* RAW RECORDS *
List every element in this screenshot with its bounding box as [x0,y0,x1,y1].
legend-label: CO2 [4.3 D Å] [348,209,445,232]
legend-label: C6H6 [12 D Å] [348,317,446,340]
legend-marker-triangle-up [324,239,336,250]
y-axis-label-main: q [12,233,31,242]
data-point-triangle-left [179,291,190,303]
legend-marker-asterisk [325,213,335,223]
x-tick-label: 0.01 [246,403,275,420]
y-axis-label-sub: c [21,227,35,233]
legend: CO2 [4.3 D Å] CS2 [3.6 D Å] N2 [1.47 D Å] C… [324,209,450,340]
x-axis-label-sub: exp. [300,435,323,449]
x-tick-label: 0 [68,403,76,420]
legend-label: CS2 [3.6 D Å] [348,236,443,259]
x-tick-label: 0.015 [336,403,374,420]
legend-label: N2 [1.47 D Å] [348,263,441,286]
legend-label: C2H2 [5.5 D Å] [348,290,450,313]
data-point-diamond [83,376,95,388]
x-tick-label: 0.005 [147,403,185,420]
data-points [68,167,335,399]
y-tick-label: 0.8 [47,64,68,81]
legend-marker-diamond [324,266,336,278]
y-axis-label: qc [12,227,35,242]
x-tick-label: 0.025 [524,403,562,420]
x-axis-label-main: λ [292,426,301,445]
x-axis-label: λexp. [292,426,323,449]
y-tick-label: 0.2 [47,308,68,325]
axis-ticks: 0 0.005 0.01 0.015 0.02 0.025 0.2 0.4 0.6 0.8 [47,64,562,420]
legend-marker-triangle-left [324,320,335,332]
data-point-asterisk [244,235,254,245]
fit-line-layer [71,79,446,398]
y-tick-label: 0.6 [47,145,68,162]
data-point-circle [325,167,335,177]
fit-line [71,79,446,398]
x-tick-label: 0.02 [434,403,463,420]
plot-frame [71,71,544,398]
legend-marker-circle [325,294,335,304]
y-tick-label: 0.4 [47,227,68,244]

* REQUEST *
Give every line of the entries above as a numbered list, leaving out any blank lines.

* TASK OUTPUT *
1. List every element in this screenshot with its bounding box as [x0,y0,x1,y1].
2. legend-label: CO2 [4.3 D Å] [348,209,445,232]
3. legend-label: C6H6 [12 D Å] [348,317,446,340]
4. legend-marker-triangle-up [324,239,336,250]
5. y-axis-label-main: q [12,233,31,242]
6. data-point-triangle-left [179,291,190,303]
7. legend-marker-asterisk [325,213,335,223]
8. x-tick-label: 0.01 [246,403,275,420]
9. y-axis-label-sub: c [21,227,35,233]
10. legend: CO2 [4.3 D Å] CS2 [3.6 D Å] N2 [1.47 D Å] C… [324,209,450,340]
11. x-axis-label-sub: exp. [300,435,323,449]
12. x-tick-label: 0 [68,403,76,420]
13. legend-label: CS2 [3.6 D Å] [348,236,443,259]
14. x-tick-label: 0.015 [336,403,374,420]
15. legend-label: N2 [1.47 D Å] [348,263,441,286]
16. legend-label: C2H2 [5.5 D Å] [348,290,450,313]
17. data-point-diamond [83,376,95,388]
18. x-tick-label: 0.005 [147,403,185,420]
19. data-points [68,167,335,399]
20. y-tick-label: 0.8 [47,64,68,81]
21. legend-marker-diamond [324,266,336,278]
22. y-axis-label: qc [12,227,35,242]
23. x-tick-label: 0.025 [524,403,562,420]
24. x-axis-label-main: λ [292,426,301,445]
25. x-axis-label: λexp. [292,426,323,449]
26. y-tick-label: 0.2 [47,308,68,325]
27. axis-ticks: 0 0.005 0.01 0.015 0.02 0.025 0.2 0.4 0.6 0.8 [47,64,562,420]
28. legend-marker-triangle-left [324,320,335,332]
29. data-point-asterisk [244,235,254,245]
30. fit-line-layer [71,79,446,398]
31. y-tick-label: 0.6 [47,145,68,162]
32. data-point-circle [325,167,335,177]
33. fit-line [71,79,446,398]
34. x-tick-label: 0.02 [434,403,463,420]
35. plot-frame [71,71,544,398]
36. legend-marker-circle [325,294,335,304]
37. y-tick-label: 0.4 [47,227,68,244]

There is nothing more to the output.